[Aim of the task]:
Your answer should be only a number: how many lines include the word "kind".

[Dataset excerpt]
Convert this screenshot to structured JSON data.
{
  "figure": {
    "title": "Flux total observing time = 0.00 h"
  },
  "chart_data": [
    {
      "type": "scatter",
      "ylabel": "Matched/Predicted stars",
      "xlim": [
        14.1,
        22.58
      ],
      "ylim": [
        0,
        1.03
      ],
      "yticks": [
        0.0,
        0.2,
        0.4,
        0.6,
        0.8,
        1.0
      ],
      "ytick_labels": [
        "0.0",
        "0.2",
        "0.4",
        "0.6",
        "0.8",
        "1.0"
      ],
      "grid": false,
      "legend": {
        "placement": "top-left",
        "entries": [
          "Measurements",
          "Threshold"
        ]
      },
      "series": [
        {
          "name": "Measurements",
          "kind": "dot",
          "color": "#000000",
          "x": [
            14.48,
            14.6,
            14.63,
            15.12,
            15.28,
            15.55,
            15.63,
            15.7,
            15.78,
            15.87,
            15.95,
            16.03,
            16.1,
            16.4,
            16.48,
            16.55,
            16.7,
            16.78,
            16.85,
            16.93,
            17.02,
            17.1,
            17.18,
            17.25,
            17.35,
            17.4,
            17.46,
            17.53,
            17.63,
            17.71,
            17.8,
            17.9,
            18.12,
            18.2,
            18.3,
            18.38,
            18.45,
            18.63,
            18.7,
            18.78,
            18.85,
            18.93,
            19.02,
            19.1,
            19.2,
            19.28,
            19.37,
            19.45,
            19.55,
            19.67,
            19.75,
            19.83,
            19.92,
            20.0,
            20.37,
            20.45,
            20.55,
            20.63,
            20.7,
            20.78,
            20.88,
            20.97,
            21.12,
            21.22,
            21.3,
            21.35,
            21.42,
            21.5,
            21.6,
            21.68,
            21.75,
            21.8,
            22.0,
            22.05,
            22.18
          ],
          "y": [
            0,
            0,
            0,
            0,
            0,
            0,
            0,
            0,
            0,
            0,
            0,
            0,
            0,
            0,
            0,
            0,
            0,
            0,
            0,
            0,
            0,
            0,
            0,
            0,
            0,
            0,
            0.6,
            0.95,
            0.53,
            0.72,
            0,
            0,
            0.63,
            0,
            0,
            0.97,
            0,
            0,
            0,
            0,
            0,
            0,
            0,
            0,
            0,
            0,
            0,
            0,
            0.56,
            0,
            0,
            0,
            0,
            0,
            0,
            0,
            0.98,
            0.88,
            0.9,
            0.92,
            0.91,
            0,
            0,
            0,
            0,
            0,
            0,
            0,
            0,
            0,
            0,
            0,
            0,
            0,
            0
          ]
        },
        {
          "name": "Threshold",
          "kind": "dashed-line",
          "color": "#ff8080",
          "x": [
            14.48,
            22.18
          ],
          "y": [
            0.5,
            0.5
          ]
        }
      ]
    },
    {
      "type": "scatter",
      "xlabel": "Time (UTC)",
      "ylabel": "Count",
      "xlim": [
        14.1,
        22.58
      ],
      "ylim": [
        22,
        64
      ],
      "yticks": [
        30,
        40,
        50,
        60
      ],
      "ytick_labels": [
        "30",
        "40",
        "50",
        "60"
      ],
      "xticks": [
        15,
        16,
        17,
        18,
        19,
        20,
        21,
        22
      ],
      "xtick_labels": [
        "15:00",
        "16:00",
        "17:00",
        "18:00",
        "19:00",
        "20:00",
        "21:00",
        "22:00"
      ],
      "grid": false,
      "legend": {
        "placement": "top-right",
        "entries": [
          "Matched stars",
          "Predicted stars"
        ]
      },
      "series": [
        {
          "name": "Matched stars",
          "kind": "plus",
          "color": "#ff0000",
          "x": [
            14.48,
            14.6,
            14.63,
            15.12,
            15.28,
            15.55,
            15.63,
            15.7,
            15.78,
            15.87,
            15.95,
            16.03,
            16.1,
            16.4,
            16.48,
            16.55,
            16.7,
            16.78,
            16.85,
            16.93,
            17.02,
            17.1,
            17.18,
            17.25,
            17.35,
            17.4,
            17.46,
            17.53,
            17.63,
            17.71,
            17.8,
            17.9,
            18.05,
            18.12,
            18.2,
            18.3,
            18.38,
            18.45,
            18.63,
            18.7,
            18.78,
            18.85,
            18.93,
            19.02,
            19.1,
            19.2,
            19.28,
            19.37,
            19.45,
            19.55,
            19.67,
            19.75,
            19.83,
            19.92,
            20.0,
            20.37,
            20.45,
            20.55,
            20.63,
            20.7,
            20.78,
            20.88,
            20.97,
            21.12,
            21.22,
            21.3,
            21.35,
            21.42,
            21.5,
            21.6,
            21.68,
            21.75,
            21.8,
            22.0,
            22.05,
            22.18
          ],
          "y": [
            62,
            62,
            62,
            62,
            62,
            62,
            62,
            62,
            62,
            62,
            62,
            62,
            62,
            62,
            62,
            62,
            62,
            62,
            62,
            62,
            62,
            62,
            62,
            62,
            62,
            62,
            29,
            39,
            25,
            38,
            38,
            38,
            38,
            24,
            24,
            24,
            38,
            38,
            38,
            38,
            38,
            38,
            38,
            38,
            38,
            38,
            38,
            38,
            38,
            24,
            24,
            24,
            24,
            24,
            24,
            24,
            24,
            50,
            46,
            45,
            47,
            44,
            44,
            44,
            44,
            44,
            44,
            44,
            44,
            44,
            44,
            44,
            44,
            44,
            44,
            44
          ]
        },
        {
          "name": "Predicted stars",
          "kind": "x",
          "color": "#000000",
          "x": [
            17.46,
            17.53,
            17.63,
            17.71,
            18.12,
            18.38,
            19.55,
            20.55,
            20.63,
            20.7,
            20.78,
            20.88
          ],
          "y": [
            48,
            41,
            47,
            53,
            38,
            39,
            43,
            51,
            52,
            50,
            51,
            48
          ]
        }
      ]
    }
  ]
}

[Result below]:
4